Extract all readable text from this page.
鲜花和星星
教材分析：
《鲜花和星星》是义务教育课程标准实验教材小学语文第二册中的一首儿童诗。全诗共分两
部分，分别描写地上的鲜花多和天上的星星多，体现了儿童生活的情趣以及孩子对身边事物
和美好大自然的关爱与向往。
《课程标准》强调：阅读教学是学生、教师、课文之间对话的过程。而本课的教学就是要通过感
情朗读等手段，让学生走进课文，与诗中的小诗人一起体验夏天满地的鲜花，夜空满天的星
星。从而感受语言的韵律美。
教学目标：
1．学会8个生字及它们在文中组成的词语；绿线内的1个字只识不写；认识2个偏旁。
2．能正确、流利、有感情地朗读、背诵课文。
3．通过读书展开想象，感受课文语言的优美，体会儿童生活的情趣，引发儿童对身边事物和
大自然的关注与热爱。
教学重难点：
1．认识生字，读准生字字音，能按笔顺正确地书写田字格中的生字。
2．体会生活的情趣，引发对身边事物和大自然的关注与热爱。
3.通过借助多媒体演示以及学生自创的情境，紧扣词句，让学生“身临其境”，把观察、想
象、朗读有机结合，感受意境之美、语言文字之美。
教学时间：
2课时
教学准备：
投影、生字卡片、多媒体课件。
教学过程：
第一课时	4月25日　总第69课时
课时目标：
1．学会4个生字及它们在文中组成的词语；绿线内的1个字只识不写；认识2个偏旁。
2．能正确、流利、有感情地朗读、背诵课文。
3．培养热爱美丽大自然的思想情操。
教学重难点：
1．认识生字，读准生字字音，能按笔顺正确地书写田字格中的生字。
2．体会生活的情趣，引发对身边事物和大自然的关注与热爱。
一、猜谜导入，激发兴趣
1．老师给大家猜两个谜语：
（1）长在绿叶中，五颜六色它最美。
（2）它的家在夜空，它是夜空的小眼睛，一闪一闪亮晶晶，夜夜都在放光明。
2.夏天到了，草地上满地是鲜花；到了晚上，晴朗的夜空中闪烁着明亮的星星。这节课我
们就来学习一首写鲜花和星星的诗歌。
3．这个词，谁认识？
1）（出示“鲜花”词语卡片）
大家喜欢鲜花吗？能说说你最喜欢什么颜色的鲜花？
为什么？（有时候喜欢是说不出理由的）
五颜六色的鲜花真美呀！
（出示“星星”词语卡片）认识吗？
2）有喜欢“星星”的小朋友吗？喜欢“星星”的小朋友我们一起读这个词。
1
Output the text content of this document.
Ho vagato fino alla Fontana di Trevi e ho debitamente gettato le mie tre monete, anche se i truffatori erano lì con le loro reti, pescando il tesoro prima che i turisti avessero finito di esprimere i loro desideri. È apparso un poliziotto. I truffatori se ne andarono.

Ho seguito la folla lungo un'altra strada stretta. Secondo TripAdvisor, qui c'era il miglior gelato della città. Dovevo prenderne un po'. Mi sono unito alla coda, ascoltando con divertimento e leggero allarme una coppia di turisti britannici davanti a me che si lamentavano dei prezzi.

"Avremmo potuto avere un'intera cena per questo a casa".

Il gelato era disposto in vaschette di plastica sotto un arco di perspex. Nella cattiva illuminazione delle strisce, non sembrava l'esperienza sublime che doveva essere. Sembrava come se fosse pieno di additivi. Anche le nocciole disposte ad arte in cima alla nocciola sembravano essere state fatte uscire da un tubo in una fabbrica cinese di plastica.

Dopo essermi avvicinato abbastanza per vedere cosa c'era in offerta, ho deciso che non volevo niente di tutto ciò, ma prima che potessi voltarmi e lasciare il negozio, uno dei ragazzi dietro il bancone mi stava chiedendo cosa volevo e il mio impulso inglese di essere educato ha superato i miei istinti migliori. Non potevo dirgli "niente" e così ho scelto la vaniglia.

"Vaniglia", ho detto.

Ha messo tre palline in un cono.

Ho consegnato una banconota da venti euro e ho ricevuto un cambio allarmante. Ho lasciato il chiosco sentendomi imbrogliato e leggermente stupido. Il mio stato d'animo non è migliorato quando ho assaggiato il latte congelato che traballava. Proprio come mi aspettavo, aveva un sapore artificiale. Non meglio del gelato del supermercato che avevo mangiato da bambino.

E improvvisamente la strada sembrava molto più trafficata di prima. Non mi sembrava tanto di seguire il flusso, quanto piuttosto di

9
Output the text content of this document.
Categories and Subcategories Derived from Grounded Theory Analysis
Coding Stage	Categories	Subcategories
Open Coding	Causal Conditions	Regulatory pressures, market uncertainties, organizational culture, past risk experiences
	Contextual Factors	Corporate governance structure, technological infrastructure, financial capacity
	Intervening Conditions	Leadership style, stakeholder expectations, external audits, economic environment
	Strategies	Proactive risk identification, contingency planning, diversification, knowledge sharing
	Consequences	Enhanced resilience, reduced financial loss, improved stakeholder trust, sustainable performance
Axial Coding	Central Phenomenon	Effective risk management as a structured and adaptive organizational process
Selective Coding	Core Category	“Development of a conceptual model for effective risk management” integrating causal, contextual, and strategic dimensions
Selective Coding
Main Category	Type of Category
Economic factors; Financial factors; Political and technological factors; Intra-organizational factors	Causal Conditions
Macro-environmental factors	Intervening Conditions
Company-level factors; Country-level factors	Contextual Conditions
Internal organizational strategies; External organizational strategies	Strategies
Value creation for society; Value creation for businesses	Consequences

= = =

== Objective ==
Your answer should be a single number: the count of lines in the data that include the word "organizational".

== Task result ==
4